## GIVEN REQUEST
Using the records provided below, locate and copy each line that contains the word "含有存在量词的命题".

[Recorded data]
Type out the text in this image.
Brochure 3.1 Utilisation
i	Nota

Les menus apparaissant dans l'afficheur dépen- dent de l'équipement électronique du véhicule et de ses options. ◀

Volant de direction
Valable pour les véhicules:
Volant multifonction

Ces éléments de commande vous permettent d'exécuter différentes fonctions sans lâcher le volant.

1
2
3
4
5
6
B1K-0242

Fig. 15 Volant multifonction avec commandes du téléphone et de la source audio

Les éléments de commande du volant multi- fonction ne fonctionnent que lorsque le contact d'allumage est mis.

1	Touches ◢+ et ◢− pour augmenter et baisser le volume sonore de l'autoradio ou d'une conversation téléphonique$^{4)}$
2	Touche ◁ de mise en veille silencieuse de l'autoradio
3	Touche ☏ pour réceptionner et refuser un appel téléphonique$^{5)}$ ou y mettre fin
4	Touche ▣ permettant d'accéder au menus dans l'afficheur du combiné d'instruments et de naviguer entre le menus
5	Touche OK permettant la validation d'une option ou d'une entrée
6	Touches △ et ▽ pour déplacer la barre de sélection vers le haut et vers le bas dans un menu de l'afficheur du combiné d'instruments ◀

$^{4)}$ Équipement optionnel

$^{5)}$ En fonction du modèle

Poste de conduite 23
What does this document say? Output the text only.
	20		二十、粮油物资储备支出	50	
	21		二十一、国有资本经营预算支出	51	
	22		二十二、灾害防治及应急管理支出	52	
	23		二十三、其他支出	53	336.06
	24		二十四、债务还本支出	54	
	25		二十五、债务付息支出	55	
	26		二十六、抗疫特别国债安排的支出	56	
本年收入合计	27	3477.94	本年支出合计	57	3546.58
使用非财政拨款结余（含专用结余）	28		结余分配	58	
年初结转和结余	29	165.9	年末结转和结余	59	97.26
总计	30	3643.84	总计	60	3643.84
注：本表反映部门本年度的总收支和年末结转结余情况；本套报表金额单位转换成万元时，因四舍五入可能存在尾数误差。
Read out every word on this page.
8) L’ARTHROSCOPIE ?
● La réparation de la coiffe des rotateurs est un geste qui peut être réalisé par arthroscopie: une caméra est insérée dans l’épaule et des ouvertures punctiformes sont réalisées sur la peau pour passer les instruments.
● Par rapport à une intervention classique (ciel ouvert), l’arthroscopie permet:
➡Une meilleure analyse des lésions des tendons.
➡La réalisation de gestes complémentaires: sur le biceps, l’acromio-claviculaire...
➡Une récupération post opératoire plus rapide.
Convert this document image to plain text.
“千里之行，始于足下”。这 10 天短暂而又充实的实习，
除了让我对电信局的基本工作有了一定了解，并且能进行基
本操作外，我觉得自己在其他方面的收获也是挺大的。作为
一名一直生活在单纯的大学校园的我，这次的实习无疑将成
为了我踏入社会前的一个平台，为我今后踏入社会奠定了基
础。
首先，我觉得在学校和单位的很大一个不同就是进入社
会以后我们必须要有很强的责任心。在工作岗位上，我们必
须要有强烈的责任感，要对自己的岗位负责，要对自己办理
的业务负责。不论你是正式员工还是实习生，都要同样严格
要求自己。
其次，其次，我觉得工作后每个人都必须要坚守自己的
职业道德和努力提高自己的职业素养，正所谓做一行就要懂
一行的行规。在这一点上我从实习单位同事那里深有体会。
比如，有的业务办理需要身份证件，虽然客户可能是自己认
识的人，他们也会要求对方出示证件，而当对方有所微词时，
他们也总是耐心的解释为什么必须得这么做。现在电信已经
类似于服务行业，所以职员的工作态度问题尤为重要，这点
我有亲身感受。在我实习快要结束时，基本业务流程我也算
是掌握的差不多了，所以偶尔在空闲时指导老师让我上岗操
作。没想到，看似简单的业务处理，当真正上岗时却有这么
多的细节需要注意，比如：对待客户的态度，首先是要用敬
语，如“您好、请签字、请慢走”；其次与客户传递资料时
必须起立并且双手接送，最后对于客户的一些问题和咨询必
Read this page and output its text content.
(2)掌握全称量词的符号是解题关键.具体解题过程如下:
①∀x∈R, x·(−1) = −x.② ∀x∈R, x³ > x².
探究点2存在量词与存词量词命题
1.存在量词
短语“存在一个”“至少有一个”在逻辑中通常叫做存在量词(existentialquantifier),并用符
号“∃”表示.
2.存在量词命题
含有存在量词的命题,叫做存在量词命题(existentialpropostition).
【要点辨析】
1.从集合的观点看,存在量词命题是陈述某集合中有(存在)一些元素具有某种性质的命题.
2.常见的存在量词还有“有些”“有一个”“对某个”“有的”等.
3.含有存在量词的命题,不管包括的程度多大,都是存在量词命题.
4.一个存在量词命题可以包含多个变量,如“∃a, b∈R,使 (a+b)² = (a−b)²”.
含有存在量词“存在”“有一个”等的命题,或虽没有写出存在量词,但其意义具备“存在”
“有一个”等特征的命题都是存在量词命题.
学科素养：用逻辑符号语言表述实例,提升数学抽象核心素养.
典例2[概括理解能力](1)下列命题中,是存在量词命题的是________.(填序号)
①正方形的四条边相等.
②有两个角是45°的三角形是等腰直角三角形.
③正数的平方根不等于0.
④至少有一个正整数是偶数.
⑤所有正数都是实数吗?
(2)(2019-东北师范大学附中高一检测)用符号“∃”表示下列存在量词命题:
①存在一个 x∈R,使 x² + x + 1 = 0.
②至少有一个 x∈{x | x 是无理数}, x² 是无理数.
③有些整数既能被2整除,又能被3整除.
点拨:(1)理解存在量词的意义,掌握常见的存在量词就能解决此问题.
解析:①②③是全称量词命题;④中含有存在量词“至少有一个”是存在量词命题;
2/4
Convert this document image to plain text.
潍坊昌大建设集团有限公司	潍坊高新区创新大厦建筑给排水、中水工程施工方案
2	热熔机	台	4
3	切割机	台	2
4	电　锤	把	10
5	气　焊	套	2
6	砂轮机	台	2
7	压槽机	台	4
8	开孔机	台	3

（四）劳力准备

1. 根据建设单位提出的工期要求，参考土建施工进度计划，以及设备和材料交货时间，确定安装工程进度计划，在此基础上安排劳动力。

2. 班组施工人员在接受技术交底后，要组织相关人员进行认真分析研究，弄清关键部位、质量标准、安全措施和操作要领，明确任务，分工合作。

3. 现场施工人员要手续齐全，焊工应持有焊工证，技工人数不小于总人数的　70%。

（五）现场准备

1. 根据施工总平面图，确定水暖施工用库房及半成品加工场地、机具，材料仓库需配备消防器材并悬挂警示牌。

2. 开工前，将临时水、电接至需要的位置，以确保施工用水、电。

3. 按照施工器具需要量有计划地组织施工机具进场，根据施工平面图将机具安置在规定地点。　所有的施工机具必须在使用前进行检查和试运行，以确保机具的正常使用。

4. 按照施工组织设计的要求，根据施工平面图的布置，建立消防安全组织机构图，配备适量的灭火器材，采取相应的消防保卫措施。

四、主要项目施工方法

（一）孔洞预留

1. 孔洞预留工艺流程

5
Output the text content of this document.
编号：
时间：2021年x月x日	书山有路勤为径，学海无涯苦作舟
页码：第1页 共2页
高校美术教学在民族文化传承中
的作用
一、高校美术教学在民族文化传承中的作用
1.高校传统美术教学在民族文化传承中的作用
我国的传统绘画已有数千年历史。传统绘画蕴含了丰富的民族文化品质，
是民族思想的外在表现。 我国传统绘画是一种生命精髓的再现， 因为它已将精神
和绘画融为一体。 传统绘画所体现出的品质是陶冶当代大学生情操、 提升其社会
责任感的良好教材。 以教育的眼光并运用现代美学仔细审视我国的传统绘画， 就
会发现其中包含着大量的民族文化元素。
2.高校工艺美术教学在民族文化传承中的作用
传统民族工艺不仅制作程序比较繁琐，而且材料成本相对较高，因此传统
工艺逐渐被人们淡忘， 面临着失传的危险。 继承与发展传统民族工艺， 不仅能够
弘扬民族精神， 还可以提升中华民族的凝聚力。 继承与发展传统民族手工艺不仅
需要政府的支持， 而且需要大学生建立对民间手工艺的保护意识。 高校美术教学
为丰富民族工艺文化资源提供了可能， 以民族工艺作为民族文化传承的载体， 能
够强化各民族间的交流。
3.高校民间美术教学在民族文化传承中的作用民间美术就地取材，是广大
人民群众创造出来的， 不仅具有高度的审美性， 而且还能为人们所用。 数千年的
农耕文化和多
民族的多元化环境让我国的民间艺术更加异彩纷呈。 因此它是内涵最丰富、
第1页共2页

## RESULT OF THIS TASK
含有存在量词的命题,叫做存在量词命题(existentialpropostition).
3.含有存在量词的命题,不管包括的程度多大,都是存在量词命题.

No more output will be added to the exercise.